**WHAT YOU ARE ASKED TO DO:** Pull each line holding the word "author" from the data.

**DATA PROVIDED:**
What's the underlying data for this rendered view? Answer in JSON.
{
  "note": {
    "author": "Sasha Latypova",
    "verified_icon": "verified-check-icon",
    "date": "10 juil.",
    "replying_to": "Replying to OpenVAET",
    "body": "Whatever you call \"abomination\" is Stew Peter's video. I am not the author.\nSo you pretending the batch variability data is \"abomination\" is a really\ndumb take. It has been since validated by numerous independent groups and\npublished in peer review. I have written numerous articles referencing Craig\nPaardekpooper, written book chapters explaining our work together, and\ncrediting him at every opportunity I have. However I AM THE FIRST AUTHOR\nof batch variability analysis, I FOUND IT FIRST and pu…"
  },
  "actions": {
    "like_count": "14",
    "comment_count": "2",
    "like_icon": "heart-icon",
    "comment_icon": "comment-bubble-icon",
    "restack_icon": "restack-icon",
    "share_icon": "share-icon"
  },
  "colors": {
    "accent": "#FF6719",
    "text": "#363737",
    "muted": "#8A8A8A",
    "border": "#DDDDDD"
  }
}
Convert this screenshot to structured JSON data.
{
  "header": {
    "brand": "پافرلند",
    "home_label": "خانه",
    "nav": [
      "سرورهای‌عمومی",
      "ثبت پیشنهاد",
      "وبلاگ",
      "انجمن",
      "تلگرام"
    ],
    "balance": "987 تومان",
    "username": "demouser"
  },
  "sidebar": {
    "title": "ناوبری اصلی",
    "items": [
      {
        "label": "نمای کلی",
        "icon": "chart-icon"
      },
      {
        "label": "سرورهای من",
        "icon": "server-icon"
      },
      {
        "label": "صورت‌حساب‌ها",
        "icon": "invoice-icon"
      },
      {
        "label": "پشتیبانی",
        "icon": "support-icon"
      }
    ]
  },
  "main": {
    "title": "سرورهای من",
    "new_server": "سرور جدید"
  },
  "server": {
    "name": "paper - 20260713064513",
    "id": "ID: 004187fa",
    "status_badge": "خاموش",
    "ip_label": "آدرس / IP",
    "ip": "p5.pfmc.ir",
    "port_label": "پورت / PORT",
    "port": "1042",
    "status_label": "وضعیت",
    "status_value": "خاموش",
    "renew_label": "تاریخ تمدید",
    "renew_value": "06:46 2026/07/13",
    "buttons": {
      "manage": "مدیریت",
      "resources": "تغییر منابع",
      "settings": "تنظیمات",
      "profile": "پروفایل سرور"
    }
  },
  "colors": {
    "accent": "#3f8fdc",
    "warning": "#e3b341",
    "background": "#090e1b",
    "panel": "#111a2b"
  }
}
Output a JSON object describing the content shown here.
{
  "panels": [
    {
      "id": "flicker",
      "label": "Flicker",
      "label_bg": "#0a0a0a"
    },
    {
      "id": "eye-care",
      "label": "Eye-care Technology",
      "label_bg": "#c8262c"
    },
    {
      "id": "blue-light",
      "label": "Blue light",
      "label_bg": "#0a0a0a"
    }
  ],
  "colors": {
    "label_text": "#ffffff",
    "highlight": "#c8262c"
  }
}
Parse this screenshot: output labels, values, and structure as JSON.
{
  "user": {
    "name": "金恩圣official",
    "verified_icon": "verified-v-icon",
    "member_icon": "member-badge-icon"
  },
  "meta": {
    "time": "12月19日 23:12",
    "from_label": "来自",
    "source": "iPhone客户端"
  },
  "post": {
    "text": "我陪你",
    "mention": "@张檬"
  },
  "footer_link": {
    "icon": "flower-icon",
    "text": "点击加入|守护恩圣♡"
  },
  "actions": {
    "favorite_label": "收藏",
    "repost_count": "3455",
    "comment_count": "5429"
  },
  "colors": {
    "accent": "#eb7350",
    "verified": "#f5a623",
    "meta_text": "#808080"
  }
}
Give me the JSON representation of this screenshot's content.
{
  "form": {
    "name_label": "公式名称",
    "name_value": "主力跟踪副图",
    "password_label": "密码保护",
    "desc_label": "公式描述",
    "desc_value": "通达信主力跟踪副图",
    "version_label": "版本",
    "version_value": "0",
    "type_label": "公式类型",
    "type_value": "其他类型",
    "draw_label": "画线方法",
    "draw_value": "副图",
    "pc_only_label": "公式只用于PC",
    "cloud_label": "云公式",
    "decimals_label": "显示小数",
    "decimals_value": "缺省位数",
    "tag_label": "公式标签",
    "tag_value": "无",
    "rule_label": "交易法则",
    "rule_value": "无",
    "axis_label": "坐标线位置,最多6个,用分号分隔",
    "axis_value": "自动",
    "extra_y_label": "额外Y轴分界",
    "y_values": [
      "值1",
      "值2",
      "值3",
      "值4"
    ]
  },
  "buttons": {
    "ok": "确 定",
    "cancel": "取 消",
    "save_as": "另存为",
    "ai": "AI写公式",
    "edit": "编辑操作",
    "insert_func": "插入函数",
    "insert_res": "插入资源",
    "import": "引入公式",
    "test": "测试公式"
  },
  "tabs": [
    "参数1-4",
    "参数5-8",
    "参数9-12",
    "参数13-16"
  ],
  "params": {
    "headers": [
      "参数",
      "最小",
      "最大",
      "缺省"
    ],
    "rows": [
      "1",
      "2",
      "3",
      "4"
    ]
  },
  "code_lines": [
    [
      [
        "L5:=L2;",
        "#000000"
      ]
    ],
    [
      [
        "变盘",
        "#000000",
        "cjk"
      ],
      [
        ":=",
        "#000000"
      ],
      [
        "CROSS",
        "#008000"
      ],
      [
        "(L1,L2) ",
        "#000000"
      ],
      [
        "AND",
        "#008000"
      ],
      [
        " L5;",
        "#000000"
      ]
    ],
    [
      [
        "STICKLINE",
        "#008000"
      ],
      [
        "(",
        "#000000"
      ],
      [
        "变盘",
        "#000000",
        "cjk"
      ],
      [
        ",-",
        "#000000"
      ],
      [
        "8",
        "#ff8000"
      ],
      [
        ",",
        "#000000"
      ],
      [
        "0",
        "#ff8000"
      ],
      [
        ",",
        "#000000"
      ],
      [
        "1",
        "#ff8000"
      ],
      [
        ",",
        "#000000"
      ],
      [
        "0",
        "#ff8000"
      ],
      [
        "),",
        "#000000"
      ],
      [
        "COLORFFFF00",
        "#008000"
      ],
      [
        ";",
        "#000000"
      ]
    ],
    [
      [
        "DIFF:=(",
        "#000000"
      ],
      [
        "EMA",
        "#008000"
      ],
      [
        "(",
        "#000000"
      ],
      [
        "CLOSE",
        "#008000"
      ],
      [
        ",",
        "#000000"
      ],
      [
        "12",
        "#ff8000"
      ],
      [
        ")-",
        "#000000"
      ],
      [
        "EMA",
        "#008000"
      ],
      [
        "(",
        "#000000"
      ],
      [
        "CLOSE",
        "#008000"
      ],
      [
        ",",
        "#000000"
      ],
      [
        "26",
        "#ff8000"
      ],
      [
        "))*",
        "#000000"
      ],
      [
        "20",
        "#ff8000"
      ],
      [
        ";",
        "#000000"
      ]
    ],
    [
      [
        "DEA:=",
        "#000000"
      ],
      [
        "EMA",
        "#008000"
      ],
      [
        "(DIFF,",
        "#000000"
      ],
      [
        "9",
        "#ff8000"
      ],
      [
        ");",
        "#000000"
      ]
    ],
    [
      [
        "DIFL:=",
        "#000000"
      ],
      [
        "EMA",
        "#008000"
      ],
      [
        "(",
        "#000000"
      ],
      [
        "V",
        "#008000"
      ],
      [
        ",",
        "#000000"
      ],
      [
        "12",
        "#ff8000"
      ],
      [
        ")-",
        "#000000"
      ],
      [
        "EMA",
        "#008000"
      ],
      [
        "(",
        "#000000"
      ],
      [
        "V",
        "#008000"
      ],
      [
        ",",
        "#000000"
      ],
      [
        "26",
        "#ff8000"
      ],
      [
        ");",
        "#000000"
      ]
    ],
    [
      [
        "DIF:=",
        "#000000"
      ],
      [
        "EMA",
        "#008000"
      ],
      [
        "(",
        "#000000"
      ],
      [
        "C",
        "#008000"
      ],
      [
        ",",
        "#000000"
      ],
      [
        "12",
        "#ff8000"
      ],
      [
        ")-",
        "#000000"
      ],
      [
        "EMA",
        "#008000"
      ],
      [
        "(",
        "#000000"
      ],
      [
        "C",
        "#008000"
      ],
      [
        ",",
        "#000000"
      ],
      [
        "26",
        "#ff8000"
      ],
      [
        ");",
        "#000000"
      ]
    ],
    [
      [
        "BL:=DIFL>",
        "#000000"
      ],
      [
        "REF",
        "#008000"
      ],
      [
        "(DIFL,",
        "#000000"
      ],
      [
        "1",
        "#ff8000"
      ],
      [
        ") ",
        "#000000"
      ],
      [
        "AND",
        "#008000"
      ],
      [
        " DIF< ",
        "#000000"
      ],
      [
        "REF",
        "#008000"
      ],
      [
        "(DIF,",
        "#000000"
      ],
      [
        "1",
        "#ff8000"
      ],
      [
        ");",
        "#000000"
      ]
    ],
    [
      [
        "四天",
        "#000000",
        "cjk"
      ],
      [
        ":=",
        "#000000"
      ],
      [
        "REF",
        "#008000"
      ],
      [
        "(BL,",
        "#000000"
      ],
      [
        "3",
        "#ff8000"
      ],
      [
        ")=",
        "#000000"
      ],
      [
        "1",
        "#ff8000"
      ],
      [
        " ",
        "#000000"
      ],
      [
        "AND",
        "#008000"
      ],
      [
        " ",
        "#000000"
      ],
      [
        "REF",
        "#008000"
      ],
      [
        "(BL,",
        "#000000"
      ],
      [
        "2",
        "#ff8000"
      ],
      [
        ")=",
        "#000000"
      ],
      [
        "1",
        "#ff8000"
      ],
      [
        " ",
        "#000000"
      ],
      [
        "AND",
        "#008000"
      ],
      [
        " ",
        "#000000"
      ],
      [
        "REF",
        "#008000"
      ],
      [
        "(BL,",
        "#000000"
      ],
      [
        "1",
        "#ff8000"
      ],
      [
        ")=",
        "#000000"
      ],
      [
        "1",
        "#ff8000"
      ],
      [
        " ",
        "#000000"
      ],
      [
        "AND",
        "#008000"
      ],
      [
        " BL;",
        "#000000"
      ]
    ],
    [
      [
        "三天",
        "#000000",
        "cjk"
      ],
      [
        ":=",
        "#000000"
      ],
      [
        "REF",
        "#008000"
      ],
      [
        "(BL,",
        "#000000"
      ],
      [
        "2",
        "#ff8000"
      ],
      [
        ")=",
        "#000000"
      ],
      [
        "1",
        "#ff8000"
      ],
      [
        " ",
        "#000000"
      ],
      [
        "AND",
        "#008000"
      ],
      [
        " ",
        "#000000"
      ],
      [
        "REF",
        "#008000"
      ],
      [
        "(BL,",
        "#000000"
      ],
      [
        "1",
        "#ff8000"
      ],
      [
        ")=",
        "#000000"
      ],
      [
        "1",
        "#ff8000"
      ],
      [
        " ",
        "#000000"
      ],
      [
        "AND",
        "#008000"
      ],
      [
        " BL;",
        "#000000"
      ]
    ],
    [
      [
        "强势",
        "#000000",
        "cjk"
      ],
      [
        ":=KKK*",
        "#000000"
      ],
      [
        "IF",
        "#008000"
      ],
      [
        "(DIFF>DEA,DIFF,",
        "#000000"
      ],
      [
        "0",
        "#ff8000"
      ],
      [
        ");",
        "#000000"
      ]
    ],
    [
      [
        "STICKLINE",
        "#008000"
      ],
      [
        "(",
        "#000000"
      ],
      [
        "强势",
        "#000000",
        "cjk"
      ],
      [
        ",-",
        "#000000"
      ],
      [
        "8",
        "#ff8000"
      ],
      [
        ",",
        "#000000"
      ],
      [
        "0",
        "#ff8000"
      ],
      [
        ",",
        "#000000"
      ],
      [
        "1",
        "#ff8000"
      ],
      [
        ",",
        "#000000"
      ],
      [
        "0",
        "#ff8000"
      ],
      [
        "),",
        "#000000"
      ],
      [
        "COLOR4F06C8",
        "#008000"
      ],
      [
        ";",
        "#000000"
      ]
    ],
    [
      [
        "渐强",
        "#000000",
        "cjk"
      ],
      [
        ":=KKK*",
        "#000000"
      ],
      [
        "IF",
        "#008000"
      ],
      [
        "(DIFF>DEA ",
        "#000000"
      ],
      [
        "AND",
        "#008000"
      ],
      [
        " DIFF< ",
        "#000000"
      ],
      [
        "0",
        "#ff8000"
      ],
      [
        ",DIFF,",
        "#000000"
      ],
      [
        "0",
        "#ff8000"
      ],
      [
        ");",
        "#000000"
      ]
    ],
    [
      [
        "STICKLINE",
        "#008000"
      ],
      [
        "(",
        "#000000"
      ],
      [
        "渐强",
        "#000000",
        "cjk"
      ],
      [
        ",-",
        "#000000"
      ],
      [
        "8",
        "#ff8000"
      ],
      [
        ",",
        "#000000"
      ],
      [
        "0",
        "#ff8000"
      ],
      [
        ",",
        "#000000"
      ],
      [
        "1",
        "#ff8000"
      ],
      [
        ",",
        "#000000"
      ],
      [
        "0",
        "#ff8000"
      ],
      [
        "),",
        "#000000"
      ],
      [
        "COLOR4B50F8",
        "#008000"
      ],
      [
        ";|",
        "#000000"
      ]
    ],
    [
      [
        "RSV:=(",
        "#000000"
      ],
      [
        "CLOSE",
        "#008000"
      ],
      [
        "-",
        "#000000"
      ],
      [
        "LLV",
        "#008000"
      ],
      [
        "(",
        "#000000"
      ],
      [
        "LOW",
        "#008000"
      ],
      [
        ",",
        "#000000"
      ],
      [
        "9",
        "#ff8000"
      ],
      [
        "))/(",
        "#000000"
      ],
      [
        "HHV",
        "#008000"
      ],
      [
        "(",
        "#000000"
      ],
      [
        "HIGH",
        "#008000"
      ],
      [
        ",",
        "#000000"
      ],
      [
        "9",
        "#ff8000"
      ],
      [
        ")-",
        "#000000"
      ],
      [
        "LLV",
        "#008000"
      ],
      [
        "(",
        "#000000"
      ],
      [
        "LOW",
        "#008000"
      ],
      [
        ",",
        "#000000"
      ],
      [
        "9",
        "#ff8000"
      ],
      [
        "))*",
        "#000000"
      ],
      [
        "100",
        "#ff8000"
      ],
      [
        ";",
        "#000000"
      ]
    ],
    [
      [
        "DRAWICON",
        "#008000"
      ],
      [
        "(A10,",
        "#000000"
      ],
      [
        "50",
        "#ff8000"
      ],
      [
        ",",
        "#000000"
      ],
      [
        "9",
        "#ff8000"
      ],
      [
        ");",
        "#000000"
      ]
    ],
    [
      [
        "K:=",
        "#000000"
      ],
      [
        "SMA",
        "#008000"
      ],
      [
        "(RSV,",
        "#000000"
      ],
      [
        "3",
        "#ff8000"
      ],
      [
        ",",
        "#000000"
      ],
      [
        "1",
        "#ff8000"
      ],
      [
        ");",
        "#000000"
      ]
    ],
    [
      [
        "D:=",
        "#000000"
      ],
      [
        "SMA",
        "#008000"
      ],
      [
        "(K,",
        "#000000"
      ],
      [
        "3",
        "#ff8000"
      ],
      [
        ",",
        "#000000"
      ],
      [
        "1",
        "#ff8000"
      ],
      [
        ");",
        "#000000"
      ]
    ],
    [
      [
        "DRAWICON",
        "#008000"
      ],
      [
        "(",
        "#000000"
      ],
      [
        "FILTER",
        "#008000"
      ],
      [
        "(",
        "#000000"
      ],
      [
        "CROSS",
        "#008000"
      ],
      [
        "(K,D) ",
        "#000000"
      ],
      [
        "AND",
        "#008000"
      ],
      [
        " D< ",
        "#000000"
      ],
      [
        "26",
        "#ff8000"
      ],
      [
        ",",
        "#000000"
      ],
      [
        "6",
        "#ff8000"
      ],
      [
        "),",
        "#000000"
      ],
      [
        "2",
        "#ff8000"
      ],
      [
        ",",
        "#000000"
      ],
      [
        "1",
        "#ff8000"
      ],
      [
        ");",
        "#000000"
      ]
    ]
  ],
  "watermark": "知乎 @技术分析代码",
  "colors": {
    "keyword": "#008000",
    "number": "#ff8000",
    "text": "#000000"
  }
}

**SOLUTION:**
    "author": "Sasha Latypova",
    "body": "Whatever you call \"abomination\" is Stew Peter's video. I am not the author.\nSo you pretending the batch variability data is \"abomination\" is a really\ndumb take. It has been since validated by numerous independent groups and\npublished in peer review. I have written numerous articles referencing Craig\nPaardekpooper, written book chapters explaining our work together, and\ncrediting him at every opportunity I have. However I AM THE FIRST AUTHOR\nof batch variability analysis, I FOUND IT FIRST and pu…"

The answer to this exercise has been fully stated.